+++ Provided material

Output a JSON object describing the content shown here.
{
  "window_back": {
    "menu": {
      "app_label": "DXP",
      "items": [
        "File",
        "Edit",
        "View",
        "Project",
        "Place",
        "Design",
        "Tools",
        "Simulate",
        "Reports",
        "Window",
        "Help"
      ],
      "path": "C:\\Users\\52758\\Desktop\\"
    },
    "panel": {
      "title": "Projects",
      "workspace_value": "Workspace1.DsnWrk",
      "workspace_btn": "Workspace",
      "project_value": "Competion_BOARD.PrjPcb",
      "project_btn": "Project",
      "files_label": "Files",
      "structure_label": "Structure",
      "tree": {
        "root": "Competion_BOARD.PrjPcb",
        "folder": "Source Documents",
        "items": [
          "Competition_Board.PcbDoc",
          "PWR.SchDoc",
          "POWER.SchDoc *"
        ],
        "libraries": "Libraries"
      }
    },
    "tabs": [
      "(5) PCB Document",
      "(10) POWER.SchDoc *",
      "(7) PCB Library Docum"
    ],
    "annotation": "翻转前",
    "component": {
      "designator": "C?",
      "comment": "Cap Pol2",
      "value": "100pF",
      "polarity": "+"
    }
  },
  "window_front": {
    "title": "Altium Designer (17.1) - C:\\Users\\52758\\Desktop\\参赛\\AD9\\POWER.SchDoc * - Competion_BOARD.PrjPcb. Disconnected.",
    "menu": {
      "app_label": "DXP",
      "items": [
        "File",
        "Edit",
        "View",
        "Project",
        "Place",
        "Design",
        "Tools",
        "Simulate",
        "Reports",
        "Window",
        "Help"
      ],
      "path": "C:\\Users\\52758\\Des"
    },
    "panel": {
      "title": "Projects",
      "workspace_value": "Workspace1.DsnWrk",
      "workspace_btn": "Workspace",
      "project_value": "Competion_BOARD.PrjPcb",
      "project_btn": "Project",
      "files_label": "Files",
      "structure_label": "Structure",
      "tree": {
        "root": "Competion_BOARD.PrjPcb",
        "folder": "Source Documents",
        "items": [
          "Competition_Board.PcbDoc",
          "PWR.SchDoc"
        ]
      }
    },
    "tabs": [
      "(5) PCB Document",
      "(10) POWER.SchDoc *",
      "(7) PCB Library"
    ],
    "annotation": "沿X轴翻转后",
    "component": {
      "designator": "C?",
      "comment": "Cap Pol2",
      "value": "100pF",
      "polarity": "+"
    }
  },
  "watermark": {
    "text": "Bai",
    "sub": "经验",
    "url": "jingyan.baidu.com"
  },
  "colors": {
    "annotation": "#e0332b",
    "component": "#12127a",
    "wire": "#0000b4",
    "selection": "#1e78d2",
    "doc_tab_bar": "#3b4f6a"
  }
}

++++++

▸ Instruction: Make an exact copy of every line in the data.

▸ Answer in full:
Output a JSON object describing the content shown here.
{
  "window_back": {
    "menu": {
      "app_label": "DXP",
      "items": [
        "File",
        "Edit",
        "View",
        "Project",
        "Place",
        "Design",
        "Tools",
        "Simulate",
        "Reports",
        "Window",
        "Help"
      ],
      "path": "C:\\Users\\52758\\Desktop\\"
    },
    "panel": {
      "title": "Projects",
      "workspace_value": "Workspace1.DsnWrk",
      "workspace_btn": "Workspace",
      "project_value": "Competion_BOARD.PrjPcb",
      "project_btn": "Project",
      "files_label": "Files",
      "structure_label": "Structure",
      "tree": {
        "root": "Competion_BOARD.PrjPcb",
        "folder": "Source Documents",
        "items": [
          "Competition_Board.PcbDoc",
          "PWR.SchDoc",
          "POWER.SchDoc *"
        ],
        "libraries": "Libraries"
      }
    },
    "tabs": [
      "(5) PCB Document",
      "(10) POWER.SchDoc *",
      "(7) PCB Library Docum"
    ],
    "annotation": "翻转前",
    "component": {
      "designator": "C?",
      "comment": "Cap Pol2",
      "value": "100pF",
      "polarity": "+"
    }
  },
  "window_front": {
    "title": "Altium Designer (17.1) - C:\\Users\\52758\\Desktop\\参赛\\AD9\\POWER.SchDoc * - Competion_BOARD.PrjPcb. Disconnected.",
    "menu": {
      "app_label": "DXP",
      "items": [
        "File",
        "Edit",
        "View",
        "Project",
        "Place",
        "Design",
        "Tools",
        "Simulate",
        "Reports",
        "Window",
        "Help"
      ],
      "path": "C:\\Users\\52758\\Des"
    },
    "panel": {
      "title": "Projects",
      "workspace_value": "Workspace1.DsnWrk",
      "workspace_btn": "Workspace",
      "project_value": "Competion_BOARD.PrjPcb",
      "project_btn": "Project",
      "files_label": "Files",
      "structure_label": "Structure",
      "tree": {
        "root": "Competion_BOARD.PrjPcb",
        "folder": "Source Documents",
        "items": [
          "Competition_Board.PcbDoc",
          "PWR.SchDoc"
        ]
      }
    },
    "tabs": [
      "(5) PCB Document",
      "(10) POWER.SchDoc *",
      "(7) PCB Library"
    ],
    "annotation": "沿X轴翻转后",
    "component": {
      "designator": "C?",
      "comment": "Cap Pol2",
      "value": "100pF",
      "polarity": "+"
    }
  },
  "watermark": {
    "text": "Bai",
    "sub": "经验",
    "url": "jingyan.baidu.com"
  },
  "colors": {
    "annotation": "#e0332b",
    "component": "#12127a",
    "wire": "#0000b4",
    "selection": "#1e78d2",
    "doc_tab_bar": "#3b4f6a"
  }
}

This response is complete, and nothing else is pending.